[Document segment]
[Start of Attachment]

Lentigo maligna (LM) is an in situ melanoma, for which the treatment of choice is surgical excision using Mohs surgery, making it possible to spare healthy skin and ensure the lack of involvement of surgical margins.1 Defining the clinical margin of LM and lentigo maligna melanoma (LMM) by means of clinical and dermoscopic examination can be challenging when planning surgical excision. We report 3 cases of LM and LMM, in which the use of Wood's light helped to better delineate the lesions before surgery.
Case 1A 72-year-old woman was assessed for a pigmented lesion on the left nostril; the lesion had appeared years earlier and was growing progressively (Fig. 1). An incision biopsy was performed and LM was confirmed. It was decided to excise the lesion using Mohs micrographic surgery with delayed closure. Wood's light was used to delineate the lesion and revealed a pigmented region not visible clinically. The final measurements of the section were 25mm×18mm. Diagnosis was LMM with a Breslow thickness of 0.8mm, sparing the resection margins.
(A and B) Clinical images of LMM on the left nostril. Brownish macule measuring 10mm×10mm with a thick pigmented pseudoreticulum. In red, the clinically nonvisible pigmented area. (C and D) After illumination using Wood's light, the clinically nonvisible pigmented area can be seen. In black, the definitive surgical margin of 25mm×18mm.
A 57-year-old man presented with a heterogeneous pigmented lesion measuring 2cm that had been growing progressively on the left nasolabial fold (Fig. 2). An incision biopsy was performed and confirmed LM. The patient was operated on using Mohs surgery with delayed closure following delineation of the lesion using Wood's light. The final measurements were 4.5mm×3cm. The diagnosis was LM with spared margin.

[End of Attachment]

[Given entries]
[Start of Attachment]

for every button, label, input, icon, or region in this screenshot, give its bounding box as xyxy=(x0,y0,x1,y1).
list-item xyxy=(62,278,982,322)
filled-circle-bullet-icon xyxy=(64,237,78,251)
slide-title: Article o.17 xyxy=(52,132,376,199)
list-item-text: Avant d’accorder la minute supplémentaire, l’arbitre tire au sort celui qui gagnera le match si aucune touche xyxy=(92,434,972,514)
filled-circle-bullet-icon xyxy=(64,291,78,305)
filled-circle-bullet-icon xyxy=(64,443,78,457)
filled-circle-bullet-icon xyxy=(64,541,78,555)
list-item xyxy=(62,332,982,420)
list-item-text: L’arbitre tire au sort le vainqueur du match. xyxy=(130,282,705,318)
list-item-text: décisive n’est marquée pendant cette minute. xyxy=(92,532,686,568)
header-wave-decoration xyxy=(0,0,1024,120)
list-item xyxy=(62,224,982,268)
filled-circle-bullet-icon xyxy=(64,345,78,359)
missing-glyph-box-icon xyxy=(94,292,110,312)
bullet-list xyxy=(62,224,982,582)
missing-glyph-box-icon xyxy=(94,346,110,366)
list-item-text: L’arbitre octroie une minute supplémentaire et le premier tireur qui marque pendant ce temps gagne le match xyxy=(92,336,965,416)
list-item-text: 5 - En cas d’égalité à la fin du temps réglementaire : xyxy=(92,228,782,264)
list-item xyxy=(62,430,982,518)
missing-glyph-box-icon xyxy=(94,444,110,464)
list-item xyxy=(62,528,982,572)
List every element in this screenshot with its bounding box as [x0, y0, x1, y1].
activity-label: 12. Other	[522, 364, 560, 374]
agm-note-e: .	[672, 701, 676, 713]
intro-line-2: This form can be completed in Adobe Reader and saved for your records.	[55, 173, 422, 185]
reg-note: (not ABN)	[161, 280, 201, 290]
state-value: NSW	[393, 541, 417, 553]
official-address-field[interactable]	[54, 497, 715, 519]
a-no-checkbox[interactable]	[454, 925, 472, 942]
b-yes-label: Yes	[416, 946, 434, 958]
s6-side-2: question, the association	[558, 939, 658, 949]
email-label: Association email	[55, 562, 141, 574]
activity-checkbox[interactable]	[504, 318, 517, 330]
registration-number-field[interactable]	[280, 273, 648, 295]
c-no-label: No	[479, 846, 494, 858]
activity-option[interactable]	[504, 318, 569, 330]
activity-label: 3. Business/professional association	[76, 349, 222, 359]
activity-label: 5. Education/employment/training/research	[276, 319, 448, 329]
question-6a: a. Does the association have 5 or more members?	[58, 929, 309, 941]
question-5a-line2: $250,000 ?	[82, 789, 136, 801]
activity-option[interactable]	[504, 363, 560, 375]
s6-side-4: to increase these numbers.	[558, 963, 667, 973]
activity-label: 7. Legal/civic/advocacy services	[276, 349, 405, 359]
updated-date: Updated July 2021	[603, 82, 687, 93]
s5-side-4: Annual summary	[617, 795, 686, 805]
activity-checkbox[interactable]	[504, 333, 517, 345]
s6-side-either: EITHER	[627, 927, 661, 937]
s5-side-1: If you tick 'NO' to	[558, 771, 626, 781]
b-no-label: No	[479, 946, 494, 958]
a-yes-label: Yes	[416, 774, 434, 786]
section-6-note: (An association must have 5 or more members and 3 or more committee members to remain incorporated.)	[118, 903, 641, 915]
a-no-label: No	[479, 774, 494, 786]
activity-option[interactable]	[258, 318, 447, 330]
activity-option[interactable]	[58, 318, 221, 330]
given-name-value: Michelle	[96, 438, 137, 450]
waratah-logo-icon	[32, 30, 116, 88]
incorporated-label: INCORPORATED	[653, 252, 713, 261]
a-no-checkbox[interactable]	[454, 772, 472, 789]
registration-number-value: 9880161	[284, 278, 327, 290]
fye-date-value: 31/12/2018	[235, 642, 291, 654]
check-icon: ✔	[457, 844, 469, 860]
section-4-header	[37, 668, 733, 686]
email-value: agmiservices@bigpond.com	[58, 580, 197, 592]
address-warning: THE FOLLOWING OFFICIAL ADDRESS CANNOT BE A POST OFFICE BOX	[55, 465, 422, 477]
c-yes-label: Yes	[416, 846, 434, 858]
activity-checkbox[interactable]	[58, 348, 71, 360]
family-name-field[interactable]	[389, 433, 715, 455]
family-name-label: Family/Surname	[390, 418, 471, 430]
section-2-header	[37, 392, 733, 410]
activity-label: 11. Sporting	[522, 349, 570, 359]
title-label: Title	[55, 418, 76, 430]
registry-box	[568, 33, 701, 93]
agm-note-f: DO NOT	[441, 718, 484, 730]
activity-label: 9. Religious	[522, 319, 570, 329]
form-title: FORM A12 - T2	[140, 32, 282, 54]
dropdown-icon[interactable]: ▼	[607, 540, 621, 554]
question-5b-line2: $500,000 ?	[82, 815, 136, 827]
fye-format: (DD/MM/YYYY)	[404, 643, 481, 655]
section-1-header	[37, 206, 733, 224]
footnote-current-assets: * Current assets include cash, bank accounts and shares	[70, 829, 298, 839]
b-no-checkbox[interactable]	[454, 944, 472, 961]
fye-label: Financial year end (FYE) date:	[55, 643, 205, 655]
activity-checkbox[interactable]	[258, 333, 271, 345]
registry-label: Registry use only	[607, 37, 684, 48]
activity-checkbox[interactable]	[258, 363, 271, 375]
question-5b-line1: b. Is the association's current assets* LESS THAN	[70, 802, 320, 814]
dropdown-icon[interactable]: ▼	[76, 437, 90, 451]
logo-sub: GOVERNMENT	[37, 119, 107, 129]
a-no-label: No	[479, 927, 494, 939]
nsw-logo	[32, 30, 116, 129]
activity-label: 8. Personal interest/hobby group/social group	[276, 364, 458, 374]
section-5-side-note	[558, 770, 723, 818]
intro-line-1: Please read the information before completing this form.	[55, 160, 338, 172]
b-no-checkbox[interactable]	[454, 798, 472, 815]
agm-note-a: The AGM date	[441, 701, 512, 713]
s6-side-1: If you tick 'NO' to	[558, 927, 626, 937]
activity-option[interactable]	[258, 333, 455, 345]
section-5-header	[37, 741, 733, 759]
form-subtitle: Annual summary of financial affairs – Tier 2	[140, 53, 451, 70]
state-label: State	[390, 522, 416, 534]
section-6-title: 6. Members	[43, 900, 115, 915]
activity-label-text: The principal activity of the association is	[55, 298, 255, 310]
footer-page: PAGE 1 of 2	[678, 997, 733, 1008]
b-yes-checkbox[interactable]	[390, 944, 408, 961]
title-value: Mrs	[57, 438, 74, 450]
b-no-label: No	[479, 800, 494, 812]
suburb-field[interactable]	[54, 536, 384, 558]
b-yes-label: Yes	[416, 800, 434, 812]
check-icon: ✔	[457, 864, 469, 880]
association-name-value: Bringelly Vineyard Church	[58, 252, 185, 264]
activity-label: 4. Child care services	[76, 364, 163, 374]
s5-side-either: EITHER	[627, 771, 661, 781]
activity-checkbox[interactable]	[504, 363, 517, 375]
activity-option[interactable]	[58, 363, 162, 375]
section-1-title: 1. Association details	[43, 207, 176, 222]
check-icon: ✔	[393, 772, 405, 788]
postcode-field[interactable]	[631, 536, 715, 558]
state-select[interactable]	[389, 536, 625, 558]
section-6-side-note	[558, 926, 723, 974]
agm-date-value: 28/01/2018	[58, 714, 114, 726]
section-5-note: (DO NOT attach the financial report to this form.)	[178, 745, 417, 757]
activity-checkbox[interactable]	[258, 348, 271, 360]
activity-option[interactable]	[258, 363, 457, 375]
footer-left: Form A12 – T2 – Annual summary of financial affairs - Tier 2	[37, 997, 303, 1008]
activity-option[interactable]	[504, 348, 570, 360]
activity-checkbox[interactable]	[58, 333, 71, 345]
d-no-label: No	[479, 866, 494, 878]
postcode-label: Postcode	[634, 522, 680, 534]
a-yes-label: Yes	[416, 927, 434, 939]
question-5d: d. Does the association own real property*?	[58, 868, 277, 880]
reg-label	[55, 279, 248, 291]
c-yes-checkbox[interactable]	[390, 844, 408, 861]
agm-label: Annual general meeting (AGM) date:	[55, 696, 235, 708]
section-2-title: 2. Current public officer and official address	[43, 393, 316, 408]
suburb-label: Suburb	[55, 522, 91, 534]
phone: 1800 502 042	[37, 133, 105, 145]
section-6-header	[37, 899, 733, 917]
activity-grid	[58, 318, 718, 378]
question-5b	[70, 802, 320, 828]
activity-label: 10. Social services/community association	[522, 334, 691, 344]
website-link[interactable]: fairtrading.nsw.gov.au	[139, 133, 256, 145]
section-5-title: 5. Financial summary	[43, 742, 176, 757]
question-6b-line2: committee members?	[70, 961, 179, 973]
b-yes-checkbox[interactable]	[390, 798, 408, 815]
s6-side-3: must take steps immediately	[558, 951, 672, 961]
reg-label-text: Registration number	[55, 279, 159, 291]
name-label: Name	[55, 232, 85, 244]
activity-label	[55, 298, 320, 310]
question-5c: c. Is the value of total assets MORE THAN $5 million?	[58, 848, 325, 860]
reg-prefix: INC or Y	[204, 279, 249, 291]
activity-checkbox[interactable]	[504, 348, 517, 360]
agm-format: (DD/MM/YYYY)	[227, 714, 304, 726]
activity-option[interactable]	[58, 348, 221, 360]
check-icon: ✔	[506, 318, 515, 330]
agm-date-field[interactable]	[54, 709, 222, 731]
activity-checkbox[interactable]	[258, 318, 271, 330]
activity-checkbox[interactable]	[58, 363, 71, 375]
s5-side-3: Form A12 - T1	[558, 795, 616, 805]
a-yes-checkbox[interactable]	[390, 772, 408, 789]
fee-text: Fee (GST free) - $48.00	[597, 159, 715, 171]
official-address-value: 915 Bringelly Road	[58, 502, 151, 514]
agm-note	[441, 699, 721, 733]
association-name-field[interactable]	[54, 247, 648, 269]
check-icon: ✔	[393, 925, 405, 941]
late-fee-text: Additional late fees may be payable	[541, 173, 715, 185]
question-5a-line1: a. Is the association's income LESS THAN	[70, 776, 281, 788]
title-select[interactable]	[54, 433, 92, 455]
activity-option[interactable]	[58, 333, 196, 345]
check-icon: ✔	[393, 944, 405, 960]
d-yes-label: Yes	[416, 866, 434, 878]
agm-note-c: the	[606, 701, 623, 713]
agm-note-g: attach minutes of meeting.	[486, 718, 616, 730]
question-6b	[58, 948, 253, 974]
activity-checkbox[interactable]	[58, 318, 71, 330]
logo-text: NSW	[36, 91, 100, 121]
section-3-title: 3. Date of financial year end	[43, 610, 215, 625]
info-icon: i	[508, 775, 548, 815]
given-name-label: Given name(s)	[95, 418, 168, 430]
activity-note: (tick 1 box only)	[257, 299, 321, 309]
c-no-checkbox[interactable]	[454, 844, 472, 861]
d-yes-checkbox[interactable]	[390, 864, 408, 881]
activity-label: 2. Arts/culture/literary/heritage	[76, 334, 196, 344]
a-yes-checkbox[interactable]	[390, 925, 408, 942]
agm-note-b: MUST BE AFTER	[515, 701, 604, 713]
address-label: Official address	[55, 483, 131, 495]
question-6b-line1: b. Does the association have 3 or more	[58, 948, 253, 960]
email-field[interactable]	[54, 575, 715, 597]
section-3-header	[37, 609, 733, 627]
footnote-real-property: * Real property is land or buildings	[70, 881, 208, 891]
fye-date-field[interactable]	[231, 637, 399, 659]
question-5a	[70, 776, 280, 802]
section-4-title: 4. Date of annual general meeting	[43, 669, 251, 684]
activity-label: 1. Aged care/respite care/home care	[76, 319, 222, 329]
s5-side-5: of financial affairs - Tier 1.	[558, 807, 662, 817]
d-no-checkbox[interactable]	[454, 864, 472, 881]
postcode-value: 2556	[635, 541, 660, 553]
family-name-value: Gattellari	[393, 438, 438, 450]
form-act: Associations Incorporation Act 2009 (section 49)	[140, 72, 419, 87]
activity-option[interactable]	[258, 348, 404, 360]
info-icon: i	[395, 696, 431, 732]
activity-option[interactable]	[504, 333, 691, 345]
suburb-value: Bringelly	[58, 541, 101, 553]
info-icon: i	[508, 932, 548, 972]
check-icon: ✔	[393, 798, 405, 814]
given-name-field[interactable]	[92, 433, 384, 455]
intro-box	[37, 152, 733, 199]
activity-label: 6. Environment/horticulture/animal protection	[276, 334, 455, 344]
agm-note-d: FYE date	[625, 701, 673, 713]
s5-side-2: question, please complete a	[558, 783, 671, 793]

[End of Attachment]

[Exercise goal] Reproduce the complete case report on lentigo maligna above, word for word.

[Completed task]
Lentigo maligna (LM) is an in situ melanoma, for which the treatment of choice is surgical excision using Mohs surgery, making it possible to spare healthy skin and ensure the lack of involvement of surgical margins.1 Defining the clinical margin of LM and lentigo maligna melanoma (LMM) by means of clinical and dermoscopic examination can be challenging when planning surgical excision. We report 3 cases of LM and LMM, in which the use of Wood's light helped to better delineate the lesions before surgery.
Case 1A 72-year-old woman was assessed for a pigmented lesion on the left nostril; the lesion had appeared years earlier and was growing progressively (Fig. 1). An incision biopsy was performed and LM was confirmed. It was decided to excise the lesion using Mohs micrographic surgery with delayed closure. Wood's light was used to delineate the lesion and revealed a pigmented region not visible clinically. The final measurements of the section were 25mm×18mm. Diagnosis was LMM with a Breslow thickness of 0.8mm, sparing the resection margins.
(A and B) Clinical images of LMM on the left nostril. Brownish macule measuring 10mm×10mm with a thick pigmented pseudoreticulum. In red, the clinically nonvisible pigmented area. (C and D) After illumination using Wood's light, the clinically nonvisible pigmented area can be seen. In black, the definitive surgical margin of 25mm×18mm.
A 57-year-old man presented with a heterogeneous pigmented lesion measuring 2cm that had been growing progressively on the left nasolabial fold (Fig. 2). An incision biopsy was performed and confirmed LM. The patient was operated on using Mohs surgery with delayed closure following delineation of the lesion using Wood's light. The final measurements were 4.5mm×3cm. The diagnosis was LM with spared margin.